DATA FOR THIS TASK
· · · · · · ·

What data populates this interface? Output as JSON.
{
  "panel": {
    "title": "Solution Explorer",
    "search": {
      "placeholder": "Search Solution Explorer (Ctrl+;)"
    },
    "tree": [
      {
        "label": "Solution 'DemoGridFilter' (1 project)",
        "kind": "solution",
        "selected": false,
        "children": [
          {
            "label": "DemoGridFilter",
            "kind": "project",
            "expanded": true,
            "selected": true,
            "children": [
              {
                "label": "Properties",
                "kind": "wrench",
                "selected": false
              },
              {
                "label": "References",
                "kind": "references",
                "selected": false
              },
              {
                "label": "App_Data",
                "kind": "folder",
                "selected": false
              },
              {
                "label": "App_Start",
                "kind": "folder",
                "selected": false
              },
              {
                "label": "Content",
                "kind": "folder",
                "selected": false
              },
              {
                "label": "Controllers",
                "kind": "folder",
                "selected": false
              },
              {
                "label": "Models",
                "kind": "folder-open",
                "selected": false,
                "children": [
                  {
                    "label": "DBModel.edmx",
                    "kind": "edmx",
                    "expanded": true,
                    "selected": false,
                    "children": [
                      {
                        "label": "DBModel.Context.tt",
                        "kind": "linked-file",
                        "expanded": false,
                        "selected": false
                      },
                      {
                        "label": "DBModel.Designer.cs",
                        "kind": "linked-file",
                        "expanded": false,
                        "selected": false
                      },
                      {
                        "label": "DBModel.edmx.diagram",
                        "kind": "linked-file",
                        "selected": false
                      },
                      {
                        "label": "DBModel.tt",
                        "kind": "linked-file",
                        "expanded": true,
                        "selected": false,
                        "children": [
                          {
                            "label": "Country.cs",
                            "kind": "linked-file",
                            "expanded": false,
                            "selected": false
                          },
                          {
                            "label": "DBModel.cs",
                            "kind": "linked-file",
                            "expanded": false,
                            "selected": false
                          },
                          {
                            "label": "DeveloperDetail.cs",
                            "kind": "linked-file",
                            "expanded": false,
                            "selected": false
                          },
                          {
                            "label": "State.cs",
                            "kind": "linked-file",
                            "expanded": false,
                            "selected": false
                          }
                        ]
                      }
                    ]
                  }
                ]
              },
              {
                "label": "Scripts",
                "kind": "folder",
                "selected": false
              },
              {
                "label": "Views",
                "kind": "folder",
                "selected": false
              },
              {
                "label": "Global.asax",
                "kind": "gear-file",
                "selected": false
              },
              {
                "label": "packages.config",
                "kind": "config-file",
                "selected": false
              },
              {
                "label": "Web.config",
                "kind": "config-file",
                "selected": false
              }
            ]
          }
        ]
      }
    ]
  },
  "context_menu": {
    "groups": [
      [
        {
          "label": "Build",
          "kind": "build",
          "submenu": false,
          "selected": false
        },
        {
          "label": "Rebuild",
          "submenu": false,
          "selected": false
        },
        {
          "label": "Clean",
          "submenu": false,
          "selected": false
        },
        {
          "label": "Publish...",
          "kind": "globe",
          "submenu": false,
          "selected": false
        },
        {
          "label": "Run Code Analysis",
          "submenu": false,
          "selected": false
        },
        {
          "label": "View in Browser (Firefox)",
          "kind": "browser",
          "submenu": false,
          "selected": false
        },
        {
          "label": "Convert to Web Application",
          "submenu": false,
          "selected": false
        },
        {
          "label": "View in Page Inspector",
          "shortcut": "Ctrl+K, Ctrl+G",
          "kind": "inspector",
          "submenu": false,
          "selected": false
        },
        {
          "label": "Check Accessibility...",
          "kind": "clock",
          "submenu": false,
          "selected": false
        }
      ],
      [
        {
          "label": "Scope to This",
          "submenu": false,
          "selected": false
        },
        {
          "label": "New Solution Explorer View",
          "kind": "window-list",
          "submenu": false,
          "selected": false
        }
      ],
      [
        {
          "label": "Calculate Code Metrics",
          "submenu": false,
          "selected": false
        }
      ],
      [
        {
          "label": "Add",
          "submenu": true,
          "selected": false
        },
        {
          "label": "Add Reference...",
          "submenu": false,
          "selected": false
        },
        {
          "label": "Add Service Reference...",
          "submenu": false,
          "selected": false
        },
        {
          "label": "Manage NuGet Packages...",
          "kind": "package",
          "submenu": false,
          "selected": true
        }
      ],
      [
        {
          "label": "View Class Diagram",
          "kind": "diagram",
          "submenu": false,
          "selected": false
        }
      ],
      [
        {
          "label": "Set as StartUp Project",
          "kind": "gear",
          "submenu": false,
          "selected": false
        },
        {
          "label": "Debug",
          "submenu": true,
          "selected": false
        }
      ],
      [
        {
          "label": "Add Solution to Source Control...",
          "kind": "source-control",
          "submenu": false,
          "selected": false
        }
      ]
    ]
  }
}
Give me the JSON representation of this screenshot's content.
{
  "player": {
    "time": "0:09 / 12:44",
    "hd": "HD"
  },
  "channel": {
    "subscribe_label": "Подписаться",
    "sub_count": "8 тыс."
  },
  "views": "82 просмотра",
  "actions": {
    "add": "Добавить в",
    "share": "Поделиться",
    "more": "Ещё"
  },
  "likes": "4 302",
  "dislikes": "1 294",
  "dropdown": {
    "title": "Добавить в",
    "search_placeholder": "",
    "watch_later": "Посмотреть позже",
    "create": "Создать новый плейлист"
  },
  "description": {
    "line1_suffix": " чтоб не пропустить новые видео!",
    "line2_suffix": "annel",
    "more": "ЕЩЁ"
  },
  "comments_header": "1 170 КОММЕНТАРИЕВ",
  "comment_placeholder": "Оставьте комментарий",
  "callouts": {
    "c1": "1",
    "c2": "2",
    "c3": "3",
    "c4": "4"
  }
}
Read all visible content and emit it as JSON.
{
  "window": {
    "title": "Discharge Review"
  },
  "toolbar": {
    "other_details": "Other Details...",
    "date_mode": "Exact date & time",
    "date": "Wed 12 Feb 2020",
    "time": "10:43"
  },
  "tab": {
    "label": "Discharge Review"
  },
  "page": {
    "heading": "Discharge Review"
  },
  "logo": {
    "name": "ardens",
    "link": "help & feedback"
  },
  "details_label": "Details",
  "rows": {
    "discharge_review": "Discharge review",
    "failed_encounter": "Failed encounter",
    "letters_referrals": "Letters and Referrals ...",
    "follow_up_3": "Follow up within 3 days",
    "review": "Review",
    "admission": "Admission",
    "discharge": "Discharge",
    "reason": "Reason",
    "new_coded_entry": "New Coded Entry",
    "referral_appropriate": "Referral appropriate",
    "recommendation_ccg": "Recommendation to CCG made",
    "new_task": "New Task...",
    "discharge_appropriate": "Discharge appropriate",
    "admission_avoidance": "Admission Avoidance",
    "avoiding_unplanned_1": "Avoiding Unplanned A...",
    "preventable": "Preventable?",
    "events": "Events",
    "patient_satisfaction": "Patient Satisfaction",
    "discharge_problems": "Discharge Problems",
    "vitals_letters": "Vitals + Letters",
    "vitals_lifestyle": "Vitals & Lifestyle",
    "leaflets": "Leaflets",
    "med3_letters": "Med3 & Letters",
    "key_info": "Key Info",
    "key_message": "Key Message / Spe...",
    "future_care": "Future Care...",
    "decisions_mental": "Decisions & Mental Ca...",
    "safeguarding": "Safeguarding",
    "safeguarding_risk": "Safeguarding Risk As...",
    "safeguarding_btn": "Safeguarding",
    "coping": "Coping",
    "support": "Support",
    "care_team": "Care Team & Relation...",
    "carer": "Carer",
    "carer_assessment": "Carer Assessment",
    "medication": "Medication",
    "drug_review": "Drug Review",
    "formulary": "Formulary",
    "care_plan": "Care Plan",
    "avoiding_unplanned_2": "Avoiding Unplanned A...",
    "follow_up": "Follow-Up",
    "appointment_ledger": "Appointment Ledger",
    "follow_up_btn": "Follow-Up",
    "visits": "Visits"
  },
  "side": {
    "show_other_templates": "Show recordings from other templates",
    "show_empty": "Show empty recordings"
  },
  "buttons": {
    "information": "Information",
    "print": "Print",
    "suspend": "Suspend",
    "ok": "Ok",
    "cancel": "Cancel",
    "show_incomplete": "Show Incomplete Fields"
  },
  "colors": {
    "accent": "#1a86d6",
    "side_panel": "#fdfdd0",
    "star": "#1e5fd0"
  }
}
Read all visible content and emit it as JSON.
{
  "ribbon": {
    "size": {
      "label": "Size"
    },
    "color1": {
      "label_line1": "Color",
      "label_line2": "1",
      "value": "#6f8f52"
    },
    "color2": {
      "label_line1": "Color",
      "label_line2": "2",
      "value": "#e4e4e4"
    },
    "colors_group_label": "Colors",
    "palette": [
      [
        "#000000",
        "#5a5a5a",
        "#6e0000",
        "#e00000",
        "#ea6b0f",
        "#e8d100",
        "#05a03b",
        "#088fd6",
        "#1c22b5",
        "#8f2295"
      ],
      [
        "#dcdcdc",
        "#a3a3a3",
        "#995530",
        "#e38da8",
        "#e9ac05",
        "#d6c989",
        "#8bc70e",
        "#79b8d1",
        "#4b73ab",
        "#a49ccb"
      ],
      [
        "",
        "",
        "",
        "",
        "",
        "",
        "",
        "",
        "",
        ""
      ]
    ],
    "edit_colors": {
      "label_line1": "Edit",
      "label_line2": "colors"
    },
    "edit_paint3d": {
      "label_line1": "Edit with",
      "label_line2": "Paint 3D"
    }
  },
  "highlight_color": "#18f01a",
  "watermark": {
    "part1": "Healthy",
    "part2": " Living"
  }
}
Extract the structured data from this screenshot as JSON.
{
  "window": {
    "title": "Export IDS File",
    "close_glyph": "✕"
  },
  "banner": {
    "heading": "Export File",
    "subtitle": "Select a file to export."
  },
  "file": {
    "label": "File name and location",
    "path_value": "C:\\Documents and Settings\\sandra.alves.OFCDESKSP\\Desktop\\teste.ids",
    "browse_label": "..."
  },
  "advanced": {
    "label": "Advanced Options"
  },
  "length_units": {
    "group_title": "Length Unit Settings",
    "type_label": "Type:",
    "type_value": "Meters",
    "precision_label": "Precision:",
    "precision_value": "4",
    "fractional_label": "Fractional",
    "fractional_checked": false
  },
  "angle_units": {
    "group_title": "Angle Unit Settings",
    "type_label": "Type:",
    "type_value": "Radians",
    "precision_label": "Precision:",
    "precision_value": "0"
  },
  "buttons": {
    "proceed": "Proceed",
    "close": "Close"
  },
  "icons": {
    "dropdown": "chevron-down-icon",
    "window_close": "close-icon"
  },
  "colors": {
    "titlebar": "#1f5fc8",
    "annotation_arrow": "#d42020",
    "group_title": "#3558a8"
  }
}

· · · · · · ·

EXERCISE TASK
Report the number of lines in the entries above that include the string "config". Give nothing but the number.

SOLUTION FOR THIS TASK
4